▶ Exercise
Keep only those lines of the records that include the string "JSON".
======== Data provided
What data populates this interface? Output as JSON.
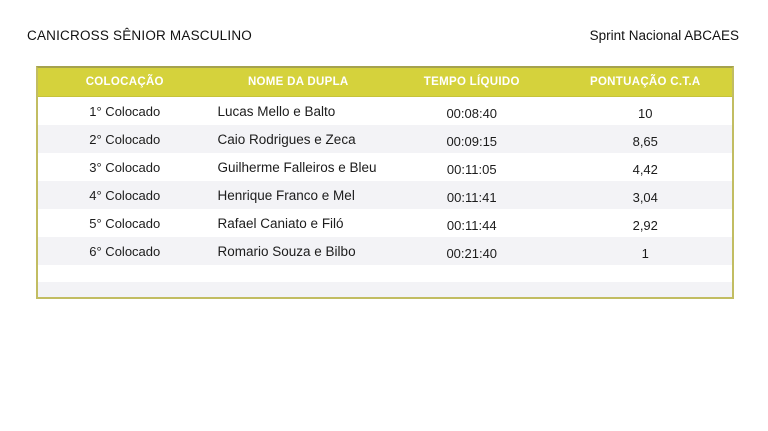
{
  "page": {
    "title_left": "CANICROSS SÊNIOR MASCULINO",
    "title_right": "Sprint Nacional ABCAES"
  },
  "table": {
    "columns": [
      "COLOCAÇÃO",
      "NOME DA DUPLA",
      "TEMPO LÍQUIDO",
      "PONTUAÇÃO C.T.A"
    ],
    "rows": [
      {
        "colocacao": "1° Colocado",
        "nome": "Lucas Mello e Balto",
        "tempo": "00:08:40",
        "pontuacao": "10"
      },
      {
        "colocacao": "2° Colocado",
        "nome": "Caio Rodrigues e Zeca",
        "tempo": "00:09:15",
        "pontuacao": "8,65"
      },
      {
        "colocacao": "3° Colocado",
        "nome": "Guilherme Falleiros e Bleu",
        "tempo": "00:11:05",
        "pontuacao": "4,42"
      },
      {
        "colocacao": "4° Colocado",
        "nome": "Henrique Franco e Mel",
        "tempo": "00:11:41",
        "pontuacao": "3,04"
      },
      {
        "colocacao": "5° Colocado",
        "nome": "Rafael Caniato e Filó",
        "tempo": "00:11:44",
        "pontuacao": "2,92"
      },
      {
        "colocacao": "6° Colocado",
        "nome": "Romario Souza e Bilbo",
        "tempo": "00:21:40",
        "pontuacao": "1"
      }
    ]
  },
  "colors": {
    "header_bg": "#d5d23c",
    "header_text": "#ffffff",
    "border_outer": "#c2bd62",
    "border_top_dark": "#a5a24e",
    "stripe": "#f3f3f6"
  }
}
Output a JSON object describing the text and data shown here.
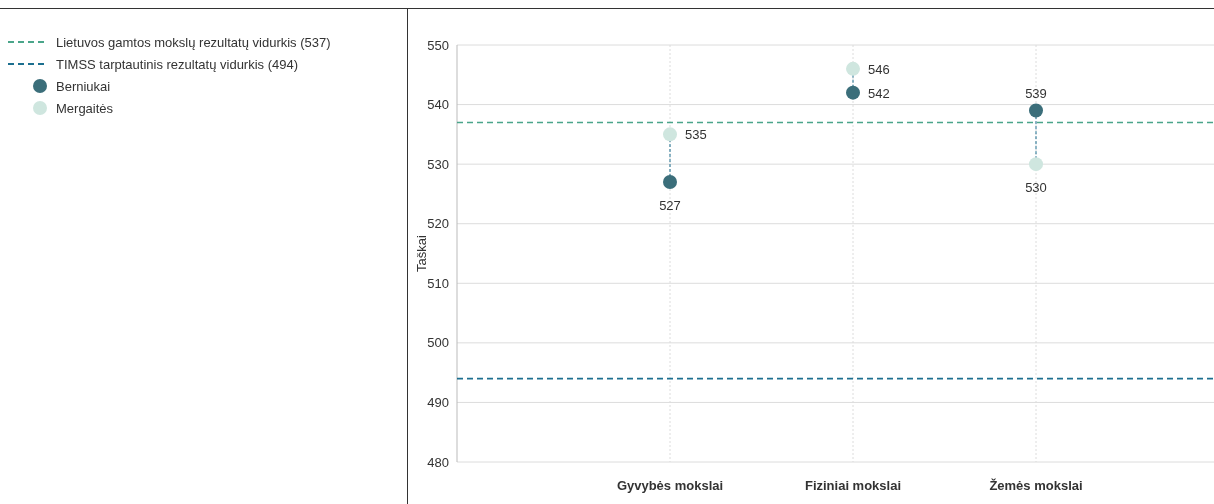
{
  "chart_data": {
    "type": "scatter",
    "ylabel": "Taškai",
    "categories": [
      "Gyvybės mokslai",
      "Fiziniai mokslai",
      "Žemės mokslai"
    ],
    "series": [
      {
        "name": "Berniukai",
        "color": "#3b6e7a",
        "values": [
          527,
          542,
          539
        ]
      },
      {
        "name": "Mergaitės",
        "color": "#cfe6df",
        "values": [
          535,
          546,
          530
        ]
      }
    ],
    "ylim": [
      480,
      550
    ],
    "yticks": [
      480,
      490,
      500,
      510,
      520,
      530,
      540,
      550
    ],
    "ref_lines": [
      {
        "axis": "y",
        "value": 537,
        "label": "Lietuvos gamtos mokslų rezultatų vidurkis (537)",
        "color": "#4aa58a",
        "line_style": "dashed"
      },
      {
        "axis": "y",
        "value": 494,
        "label": "TIMSS tarptautinis rezultatų vidurkis (494)",
        "color": "#1c6f8f",
        "line_style": "dashed"
      }
    ],
    "grid": true,
    "legend": "top left",
    "marker": "circle",
    "data_labels": true
  }
}
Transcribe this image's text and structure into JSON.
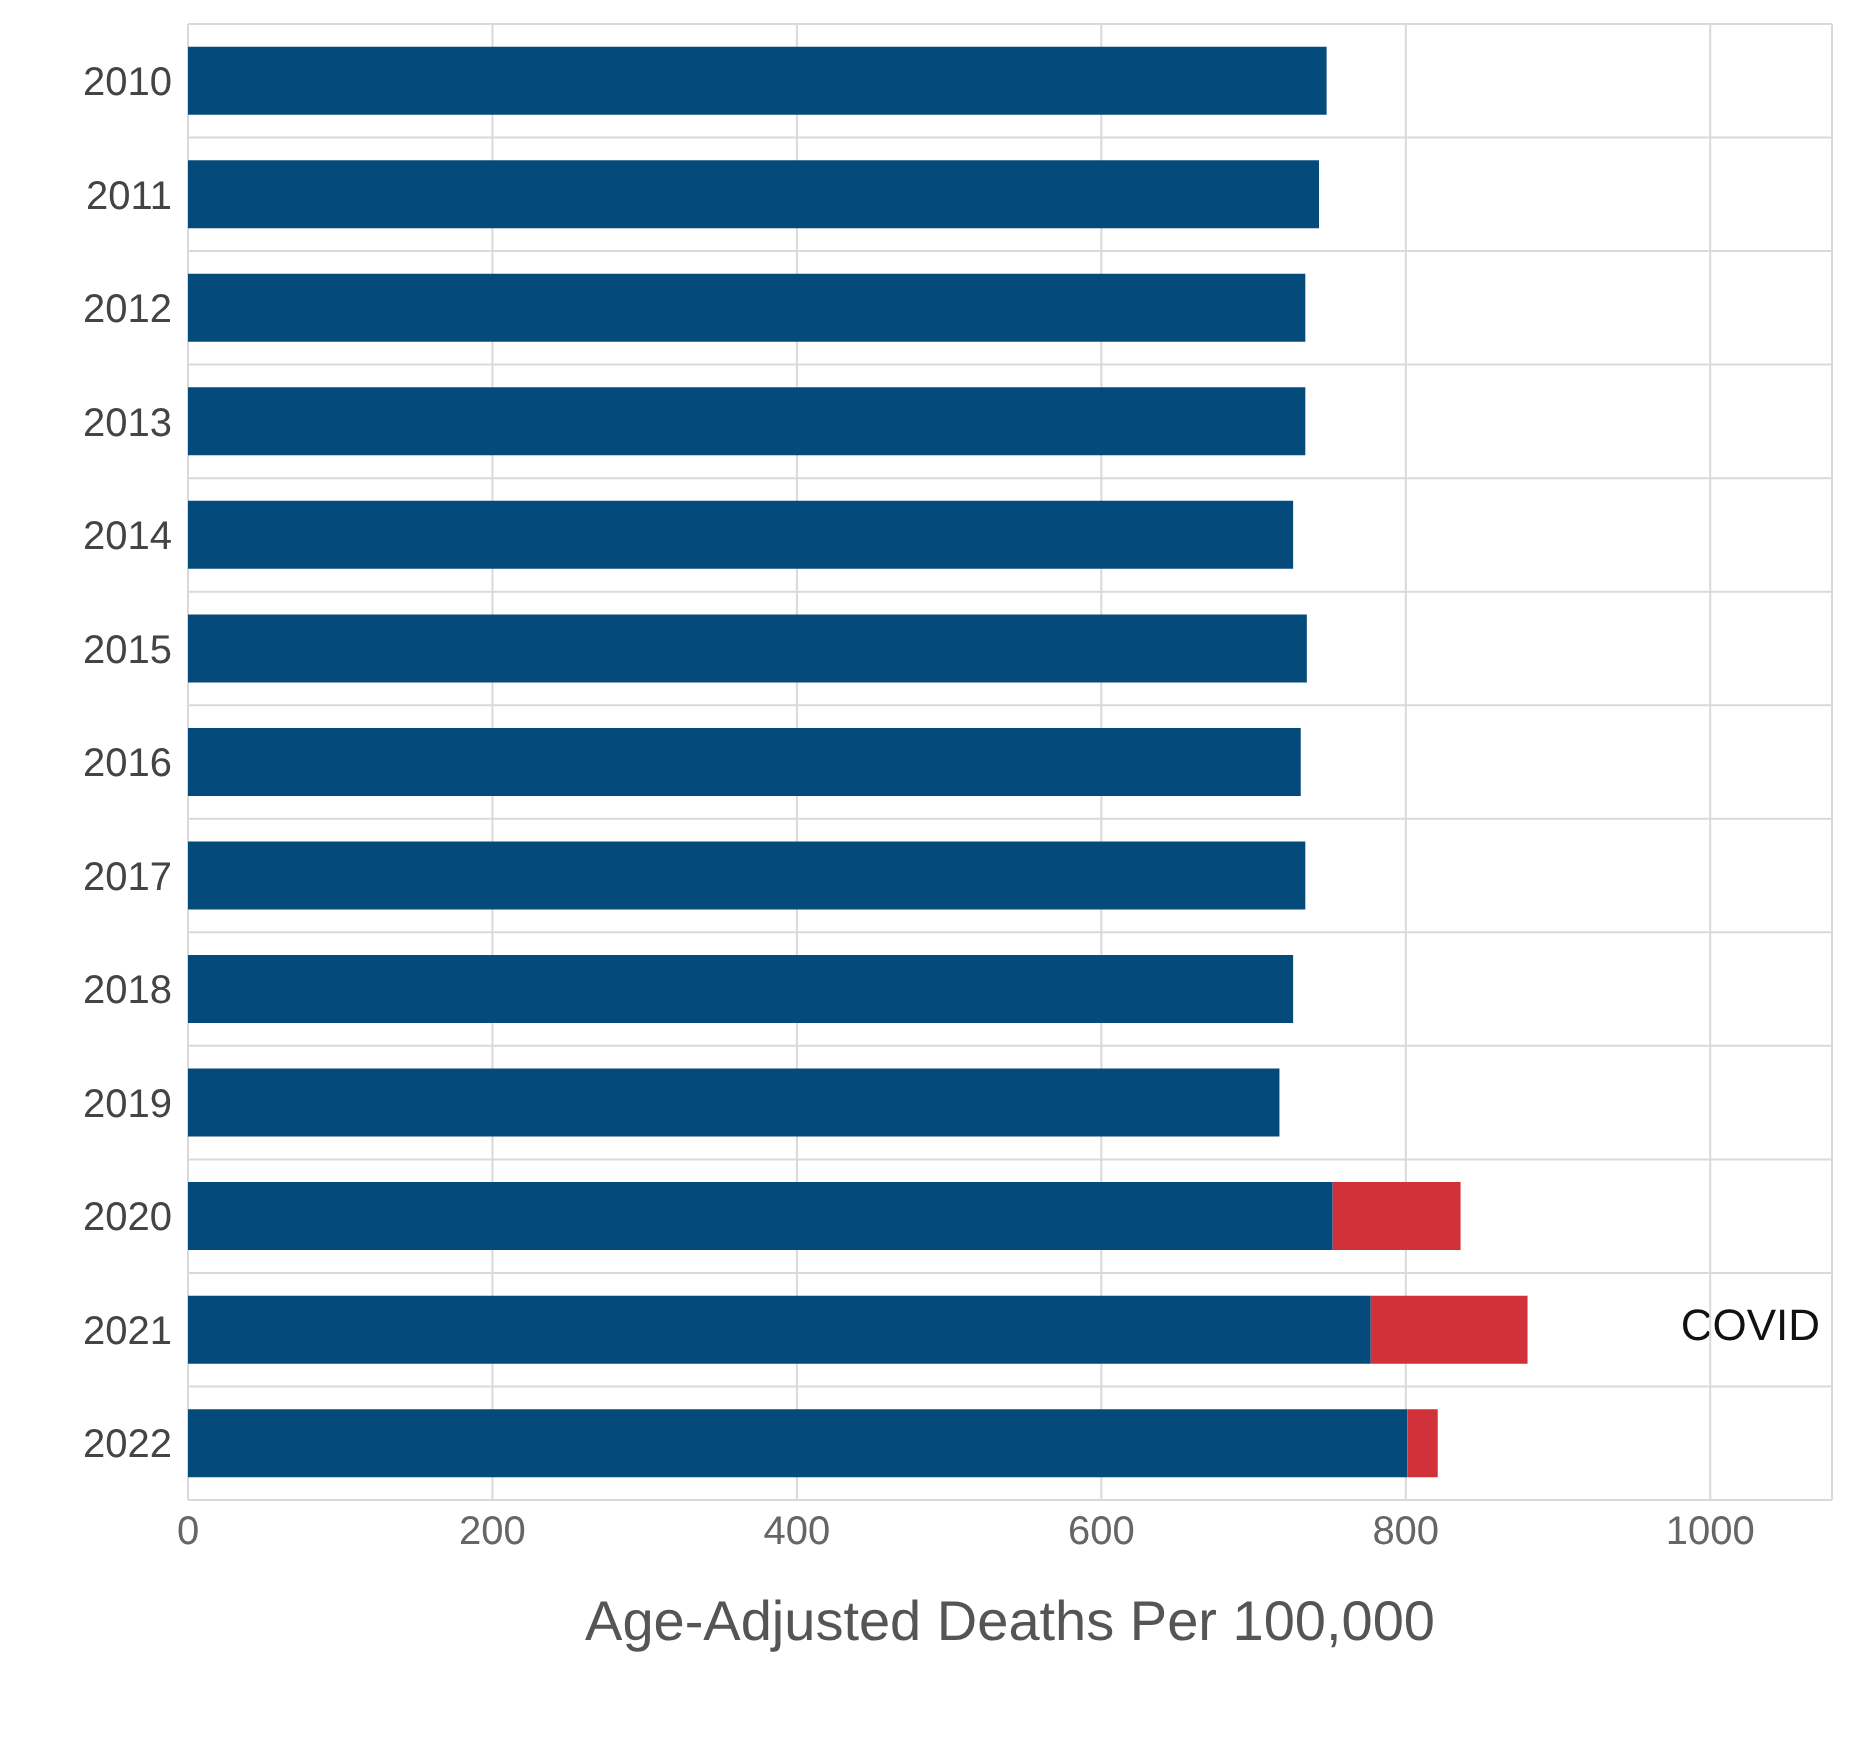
{
  "chart_data": {
    "type": "bar",
    "orientation": "horizontal",
    "stacked": true,
    "xlabel": "Age-Adjusted Deaths Per 100,000",
    "categories": [
      "2010",
      "2011",
      "2012",
      "2013",
      "2014",
      "2015",
      "2016",
      "2017",
      "2018",
      "2019",
      "2020",
      "2021",
      "2022"
    ],
    "series": [
      {
        "color": "#044a7a",
        "values": [
          748,
          743,
          734,
          734,
          726,
          735,
          731,
          734,
          726,
          717,
          752,
          777,
          801
        ]
      },
      {
        "name": "COVID",
        "color": "#d1323a",
        "values": [
          0,
          0,
          0,
          0,
          0,
          0,
          0,
          0,
          0,
          0,
          84,
          103,
          20
        ]
      }
    ],
    "xlim": [
      0,
      1080
    ],
    "xticks": [
      0,
      200,
      400,
      600,
      800,
      1000
    ],
    "grid": true,
    "legend": "right"
  }
}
================
▶ Answer to the problem
What data populates this interface? Output as JSON.
Output a JSON object describing the text and data shown here.
Transcribe this image's text and structure into JSON.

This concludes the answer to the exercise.